### [JOB]
Seek out every line containing the word "from", and copy each.

-=-=-

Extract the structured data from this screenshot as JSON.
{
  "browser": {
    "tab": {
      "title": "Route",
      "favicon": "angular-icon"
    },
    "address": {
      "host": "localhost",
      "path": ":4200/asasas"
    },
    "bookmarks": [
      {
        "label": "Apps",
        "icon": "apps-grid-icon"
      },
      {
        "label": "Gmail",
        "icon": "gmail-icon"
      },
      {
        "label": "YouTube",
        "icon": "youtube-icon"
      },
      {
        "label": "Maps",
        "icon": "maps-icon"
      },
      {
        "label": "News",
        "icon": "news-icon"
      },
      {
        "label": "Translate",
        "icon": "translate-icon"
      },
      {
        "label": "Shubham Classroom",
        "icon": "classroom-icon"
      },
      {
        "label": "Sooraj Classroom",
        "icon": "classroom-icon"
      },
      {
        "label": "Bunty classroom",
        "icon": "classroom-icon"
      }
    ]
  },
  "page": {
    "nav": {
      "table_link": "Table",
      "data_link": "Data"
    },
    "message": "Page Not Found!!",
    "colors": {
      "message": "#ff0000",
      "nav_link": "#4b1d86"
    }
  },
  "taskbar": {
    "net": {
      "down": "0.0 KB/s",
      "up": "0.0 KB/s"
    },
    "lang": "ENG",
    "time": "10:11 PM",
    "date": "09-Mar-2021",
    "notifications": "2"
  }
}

-=-=-

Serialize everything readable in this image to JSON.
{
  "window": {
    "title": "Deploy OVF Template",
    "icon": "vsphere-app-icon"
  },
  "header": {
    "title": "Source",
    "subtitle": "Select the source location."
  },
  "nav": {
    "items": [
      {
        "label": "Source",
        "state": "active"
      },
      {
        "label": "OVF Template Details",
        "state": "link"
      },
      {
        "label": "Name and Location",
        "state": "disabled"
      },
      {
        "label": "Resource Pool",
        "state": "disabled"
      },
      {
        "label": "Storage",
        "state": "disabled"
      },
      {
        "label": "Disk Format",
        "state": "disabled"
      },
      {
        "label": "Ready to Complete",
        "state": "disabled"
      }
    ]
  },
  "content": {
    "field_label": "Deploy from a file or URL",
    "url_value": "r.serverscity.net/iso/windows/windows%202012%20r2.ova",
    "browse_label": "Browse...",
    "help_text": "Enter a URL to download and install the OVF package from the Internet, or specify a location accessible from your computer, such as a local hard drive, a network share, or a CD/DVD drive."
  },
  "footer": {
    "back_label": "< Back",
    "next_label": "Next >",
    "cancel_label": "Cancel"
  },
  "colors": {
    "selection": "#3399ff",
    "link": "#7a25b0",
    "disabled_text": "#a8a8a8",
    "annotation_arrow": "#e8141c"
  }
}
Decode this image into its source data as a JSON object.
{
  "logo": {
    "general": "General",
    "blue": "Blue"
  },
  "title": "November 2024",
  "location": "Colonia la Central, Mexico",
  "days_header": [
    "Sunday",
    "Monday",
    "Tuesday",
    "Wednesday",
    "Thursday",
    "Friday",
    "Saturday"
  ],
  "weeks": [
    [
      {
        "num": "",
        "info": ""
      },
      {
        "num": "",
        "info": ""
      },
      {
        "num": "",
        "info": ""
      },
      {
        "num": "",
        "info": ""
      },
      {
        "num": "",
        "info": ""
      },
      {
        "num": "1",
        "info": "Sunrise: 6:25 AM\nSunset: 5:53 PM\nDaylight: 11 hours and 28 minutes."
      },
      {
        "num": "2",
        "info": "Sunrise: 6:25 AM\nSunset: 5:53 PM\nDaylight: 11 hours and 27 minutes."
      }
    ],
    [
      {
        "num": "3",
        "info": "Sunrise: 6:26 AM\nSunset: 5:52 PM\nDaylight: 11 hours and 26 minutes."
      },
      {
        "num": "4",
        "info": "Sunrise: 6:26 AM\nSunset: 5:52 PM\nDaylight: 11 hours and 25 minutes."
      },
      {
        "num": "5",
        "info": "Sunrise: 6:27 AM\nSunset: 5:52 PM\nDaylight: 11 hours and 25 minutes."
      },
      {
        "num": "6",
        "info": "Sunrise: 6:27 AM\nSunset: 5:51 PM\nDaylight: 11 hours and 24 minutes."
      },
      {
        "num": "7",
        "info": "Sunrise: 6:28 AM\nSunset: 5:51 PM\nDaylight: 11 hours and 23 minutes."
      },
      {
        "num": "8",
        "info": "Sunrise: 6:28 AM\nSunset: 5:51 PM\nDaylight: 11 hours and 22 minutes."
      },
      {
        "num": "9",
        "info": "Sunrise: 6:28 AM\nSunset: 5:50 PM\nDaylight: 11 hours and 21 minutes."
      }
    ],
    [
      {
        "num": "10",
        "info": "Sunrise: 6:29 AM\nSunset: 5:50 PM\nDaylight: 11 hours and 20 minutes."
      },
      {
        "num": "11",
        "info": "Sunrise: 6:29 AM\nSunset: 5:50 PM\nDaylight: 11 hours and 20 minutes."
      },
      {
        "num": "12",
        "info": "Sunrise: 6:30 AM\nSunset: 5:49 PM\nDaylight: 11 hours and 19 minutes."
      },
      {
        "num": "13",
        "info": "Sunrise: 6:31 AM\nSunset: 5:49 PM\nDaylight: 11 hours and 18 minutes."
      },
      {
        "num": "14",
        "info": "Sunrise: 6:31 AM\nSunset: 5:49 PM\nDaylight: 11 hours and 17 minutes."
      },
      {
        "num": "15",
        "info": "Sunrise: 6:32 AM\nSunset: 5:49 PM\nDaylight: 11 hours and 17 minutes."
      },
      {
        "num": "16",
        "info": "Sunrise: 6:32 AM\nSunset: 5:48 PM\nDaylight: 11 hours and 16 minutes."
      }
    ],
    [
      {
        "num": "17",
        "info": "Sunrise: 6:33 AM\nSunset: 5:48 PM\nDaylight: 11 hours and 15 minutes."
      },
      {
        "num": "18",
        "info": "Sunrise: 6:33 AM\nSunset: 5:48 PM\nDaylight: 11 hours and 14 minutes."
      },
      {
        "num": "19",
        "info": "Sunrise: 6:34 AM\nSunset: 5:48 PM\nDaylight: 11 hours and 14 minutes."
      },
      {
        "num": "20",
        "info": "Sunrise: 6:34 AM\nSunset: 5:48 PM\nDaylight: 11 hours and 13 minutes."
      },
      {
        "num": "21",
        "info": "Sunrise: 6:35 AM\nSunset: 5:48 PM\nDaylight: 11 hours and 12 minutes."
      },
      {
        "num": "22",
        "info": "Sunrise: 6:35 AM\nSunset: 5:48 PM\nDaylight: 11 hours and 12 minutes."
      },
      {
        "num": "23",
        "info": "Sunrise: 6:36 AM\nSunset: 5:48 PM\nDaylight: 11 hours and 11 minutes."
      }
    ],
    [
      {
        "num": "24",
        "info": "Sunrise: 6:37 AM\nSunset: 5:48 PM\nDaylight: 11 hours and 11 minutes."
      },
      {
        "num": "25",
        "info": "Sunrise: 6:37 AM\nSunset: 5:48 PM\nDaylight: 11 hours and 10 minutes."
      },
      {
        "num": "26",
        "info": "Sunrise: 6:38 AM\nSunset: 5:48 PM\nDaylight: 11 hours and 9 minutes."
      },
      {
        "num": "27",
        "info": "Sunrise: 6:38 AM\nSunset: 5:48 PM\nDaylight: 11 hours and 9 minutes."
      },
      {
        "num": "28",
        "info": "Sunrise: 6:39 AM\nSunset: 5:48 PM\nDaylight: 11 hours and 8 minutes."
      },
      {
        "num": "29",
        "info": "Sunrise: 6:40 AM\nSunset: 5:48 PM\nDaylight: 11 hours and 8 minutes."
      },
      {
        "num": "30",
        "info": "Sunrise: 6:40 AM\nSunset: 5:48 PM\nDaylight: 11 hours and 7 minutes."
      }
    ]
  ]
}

-=-=-

### [REPLY TO THE EXERCISE]
Extract the structured data from this screenshot as JSON.
    "field_label": "Deploy from a file or URL",
    "help_text": "Enter a URL to download and install the OVF package from the Internet, or specify a location accessible from your computer, such as a local hard drive, a network share, or a CD/DVD drive."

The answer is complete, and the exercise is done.